(begin)

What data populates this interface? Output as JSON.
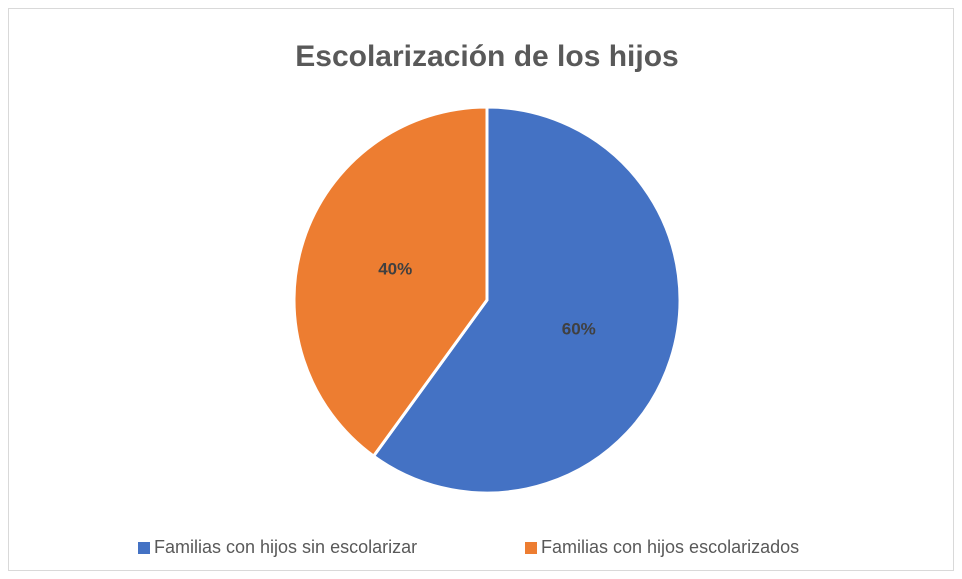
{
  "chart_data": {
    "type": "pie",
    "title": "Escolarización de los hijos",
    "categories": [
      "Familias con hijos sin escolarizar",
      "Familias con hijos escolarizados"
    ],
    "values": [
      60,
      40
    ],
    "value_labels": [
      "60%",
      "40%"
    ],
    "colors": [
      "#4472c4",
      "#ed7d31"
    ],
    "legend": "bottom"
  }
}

(end)

TASK TO CARRY OUT:
Print the records word for word and exclude any picture they hold.

FINISHED TASK:
What data populates this interface? Output as JSON.
{
  "chart_data": {
    "type": "pie",
    "title": "Escolarización de los hijos",
    "categories": [
      "Familias con hijos sin escolarizar",
      "Familias con hijos escolarizados"
    ],
    "values": [
      60,
      40
    ],
    "value_labels": [
      "60%",
      "40%"
    ],
    "colors": [
      "#4472c4",
      "#ed7d31"
    ],
    "legend": "bottom"
  }
}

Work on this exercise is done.